Task brief: Copy every line of the following data that includes the string "background".

Information given:
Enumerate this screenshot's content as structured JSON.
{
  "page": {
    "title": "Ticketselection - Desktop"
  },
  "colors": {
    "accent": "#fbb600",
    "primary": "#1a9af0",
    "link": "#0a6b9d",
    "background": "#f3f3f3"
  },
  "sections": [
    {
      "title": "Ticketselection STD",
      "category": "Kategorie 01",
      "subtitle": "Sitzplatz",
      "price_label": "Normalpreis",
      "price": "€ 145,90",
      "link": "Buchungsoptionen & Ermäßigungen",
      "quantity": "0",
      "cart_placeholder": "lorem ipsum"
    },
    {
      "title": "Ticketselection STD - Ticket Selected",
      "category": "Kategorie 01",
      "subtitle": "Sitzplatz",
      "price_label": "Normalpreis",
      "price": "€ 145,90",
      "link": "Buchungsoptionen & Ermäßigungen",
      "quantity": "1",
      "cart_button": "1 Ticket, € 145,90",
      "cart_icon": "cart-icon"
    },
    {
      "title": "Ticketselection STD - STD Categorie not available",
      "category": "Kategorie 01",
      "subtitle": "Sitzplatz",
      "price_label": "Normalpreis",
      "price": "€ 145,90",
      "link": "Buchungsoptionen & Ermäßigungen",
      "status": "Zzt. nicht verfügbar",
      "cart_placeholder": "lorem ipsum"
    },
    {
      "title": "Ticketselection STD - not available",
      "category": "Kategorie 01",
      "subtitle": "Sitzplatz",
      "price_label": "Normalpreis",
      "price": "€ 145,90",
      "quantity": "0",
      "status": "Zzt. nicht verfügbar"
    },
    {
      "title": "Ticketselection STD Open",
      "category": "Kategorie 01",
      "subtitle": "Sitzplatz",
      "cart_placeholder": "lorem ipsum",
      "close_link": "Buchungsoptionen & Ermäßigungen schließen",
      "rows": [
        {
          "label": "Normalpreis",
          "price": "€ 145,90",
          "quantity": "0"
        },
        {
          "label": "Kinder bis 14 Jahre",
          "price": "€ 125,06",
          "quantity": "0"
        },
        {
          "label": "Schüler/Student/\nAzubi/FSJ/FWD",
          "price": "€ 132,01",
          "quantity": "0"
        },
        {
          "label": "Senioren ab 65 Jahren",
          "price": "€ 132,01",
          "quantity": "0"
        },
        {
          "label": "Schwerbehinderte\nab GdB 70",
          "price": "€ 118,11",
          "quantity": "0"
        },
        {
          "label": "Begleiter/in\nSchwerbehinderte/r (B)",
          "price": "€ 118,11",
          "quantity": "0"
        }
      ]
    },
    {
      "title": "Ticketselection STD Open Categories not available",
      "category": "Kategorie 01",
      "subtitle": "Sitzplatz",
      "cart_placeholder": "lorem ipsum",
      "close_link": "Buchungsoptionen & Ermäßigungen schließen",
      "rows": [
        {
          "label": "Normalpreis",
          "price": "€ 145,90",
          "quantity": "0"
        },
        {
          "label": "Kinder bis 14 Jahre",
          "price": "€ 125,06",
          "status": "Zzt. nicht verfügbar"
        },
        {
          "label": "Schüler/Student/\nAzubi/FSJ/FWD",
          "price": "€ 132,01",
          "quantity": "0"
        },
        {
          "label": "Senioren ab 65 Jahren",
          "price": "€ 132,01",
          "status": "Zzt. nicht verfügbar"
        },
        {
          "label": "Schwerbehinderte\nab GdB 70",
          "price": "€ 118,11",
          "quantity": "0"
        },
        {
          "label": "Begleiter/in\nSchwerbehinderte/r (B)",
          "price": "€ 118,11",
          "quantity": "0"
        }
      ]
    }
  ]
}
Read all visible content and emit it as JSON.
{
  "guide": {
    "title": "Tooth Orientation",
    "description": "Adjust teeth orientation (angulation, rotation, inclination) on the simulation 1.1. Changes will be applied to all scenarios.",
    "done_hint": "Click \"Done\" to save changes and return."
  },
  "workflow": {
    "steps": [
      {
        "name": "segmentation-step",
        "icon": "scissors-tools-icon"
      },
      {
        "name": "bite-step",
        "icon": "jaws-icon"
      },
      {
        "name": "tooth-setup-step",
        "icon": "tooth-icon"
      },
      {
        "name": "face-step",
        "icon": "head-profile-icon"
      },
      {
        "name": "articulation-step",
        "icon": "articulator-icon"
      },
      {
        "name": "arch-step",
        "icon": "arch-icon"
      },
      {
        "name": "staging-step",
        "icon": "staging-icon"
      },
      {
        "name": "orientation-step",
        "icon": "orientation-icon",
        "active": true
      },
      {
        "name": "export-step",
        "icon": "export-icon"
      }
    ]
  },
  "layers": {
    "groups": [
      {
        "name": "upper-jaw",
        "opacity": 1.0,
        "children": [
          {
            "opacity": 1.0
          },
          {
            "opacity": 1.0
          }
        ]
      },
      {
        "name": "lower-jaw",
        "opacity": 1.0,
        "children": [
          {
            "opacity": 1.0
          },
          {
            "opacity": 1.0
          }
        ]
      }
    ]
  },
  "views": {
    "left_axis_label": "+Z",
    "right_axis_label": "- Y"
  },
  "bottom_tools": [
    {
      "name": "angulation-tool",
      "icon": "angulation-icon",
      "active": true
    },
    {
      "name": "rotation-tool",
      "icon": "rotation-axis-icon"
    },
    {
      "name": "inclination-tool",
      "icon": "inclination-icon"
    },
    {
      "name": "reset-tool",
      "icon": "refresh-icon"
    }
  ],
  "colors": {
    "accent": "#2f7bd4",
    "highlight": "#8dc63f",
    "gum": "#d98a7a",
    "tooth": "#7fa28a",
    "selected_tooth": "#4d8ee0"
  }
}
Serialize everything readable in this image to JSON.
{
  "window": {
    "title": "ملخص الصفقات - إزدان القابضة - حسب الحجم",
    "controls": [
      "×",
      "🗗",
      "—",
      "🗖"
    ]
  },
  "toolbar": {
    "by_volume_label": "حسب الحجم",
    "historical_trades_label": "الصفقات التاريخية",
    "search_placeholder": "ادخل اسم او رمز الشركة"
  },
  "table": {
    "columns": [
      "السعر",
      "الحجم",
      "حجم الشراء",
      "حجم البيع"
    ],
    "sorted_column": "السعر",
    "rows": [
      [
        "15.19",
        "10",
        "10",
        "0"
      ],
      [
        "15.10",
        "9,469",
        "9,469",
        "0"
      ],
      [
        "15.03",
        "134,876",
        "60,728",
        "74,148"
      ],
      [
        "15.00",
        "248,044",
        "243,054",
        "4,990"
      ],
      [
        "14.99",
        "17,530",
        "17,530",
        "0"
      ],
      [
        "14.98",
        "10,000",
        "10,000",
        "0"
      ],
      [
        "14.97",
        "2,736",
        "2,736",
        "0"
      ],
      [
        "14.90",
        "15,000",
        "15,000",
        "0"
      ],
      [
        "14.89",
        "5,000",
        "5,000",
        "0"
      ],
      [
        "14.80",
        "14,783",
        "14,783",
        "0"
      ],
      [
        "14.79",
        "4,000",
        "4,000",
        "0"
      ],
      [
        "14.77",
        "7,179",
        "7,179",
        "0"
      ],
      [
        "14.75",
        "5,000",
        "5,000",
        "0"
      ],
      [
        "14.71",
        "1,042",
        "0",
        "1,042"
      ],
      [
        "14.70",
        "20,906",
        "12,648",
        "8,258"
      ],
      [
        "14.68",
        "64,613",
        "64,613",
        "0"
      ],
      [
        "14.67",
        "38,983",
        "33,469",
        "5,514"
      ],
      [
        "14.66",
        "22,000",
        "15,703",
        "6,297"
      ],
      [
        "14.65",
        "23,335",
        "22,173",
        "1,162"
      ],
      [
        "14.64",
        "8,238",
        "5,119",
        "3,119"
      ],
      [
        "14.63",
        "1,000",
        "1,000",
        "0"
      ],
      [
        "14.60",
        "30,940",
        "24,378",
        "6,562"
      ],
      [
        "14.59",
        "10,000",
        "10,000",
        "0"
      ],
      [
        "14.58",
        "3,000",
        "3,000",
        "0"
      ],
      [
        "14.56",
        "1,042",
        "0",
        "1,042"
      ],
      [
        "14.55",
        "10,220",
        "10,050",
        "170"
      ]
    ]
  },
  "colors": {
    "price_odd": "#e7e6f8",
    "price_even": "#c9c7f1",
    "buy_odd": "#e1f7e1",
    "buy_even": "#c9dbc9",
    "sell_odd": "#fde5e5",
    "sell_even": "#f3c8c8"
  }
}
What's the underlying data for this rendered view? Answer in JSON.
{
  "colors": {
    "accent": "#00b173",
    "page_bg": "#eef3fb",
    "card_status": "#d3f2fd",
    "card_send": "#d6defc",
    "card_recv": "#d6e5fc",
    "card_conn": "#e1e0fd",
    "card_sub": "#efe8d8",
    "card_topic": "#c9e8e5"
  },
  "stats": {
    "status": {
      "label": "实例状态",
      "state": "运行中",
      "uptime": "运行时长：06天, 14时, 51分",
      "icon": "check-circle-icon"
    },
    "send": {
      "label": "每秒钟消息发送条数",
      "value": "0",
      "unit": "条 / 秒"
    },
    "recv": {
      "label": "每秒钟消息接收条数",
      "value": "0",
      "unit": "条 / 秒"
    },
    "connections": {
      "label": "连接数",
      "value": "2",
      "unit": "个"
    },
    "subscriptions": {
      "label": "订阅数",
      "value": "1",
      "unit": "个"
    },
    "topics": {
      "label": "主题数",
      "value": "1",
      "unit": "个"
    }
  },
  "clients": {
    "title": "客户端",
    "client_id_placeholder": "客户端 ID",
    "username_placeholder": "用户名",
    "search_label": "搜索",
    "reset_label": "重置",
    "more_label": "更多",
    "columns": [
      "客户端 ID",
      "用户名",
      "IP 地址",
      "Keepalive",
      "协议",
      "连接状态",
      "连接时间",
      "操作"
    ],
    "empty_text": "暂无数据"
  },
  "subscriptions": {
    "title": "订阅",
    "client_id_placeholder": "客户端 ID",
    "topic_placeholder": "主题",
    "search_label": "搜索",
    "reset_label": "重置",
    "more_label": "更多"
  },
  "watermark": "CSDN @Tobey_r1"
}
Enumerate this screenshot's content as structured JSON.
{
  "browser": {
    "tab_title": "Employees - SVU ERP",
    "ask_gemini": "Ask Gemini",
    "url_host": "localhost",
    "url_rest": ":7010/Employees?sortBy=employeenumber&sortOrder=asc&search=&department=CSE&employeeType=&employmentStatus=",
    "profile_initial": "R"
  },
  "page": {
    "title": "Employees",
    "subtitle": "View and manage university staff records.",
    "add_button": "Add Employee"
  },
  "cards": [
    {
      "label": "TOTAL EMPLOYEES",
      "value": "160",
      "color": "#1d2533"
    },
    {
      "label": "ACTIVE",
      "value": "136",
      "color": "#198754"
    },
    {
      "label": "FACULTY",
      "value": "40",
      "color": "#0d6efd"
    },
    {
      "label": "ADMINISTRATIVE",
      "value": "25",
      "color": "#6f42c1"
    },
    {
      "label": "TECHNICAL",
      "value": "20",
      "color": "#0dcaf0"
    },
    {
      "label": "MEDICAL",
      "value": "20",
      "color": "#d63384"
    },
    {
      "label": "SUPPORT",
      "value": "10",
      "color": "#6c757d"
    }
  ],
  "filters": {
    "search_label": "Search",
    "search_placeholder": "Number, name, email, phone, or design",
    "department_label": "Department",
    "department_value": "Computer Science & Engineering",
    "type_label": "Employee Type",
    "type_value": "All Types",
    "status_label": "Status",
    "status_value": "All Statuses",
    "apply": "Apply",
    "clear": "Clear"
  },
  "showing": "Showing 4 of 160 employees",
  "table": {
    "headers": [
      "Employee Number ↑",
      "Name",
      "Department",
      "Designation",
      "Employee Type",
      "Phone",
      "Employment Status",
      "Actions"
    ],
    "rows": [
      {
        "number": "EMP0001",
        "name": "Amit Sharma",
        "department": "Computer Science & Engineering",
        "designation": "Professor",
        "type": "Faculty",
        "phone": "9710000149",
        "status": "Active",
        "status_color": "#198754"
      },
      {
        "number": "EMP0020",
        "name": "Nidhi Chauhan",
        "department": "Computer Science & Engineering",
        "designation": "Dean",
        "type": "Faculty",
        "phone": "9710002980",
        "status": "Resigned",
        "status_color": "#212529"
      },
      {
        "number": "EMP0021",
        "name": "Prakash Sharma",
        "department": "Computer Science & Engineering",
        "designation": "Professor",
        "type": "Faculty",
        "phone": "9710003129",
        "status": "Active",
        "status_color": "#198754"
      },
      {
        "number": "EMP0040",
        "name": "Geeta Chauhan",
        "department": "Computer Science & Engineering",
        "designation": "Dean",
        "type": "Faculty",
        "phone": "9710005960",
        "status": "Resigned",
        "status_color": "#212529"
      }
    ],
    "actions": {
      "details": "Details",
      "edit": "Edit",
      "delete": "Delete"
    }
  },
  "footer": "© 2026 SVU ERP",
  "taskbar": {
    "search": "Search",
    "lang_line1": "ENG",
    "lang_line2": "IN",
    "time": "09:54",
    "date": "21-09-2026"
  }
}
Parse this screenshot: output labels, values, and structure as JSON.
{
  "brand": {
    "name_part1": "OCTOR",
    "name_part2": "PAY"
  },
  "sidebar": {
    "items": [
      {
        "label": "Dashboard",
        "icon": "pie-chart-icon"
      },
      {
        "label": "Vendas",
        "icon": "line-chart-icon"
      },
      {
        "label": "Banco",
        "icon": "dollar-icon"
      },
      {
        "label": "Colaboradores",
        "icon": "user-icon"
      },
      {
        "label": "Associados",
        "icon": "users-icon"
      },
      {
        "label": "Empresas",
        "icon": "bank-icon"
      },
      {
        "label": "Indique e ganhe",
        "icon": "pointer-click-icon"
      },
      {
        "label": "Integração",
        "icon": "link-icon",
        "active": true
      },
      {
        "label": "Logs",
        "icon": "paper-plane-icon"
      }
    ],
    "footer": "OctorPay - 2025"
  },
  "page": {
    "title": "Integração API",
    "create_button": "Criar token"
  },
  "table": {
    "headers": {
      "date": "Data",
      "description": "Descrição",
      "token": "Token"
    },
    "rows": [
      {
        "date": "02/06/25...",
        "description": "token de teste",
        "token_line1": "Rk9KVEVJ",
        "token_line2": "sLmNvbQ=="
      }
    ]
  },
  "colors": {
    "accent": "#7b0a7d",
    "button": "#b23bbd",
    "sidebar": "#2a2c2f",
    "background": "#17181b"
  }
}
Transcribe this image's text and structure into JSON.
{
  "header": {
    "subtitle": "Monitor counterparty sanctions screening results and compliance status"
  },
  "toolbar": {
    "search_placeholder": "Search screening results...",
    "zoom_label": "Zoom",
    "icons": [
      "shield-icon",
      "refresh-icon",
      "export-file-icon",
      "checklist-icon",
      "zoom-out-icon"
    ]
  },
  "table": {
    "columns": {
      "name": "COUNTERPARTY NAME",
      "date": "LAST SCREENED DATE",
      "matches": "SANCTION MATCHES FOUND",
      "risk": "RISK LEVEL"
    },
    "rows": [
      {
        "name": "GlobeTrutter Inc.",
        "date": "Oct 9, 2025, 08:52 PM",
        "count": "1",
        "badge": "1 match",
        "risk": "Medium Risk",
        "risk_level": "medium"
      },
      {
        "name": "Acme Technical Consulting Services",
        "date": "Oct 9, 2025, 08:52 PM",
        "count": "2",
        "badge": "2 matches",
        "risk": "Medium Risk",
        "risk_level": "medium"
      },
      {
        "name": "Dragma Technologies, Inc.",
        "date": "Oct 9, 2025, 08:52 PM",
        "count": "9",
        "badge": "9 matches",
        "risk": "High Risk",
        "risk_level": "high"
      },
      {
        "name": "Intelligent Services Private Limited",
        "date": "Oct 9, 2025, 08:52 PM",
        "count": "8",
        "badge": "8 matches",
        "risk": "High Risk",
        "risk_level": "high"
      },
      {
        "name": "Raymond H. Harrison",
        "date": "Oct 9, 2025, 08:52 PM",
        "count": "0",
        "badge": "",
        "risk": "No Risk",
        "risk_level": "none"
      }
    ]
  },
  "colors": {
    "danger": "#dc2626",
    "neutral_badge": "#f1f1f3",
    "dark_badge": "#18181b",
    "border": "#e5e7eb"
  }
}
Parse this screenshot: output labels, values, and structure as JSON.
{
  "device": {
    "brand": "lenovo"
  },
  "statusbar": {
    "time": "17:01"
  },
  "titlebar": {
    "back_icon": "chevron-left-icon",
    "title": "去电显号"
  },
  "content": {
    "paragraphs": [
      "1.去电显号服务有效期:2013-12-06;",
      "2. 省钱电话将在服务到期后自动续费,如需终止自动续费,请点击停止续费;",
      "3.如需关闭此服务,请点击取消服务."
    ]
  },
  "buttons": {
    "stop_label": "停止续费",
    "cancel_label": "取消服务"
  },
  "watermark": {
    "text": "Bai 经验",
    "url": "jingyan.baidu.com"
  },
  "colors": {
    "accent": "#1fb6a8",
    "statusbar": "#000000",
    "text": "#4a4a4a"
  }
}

Exercise solution:
    "background": "#f3f3f3"
    "background": "#17181b"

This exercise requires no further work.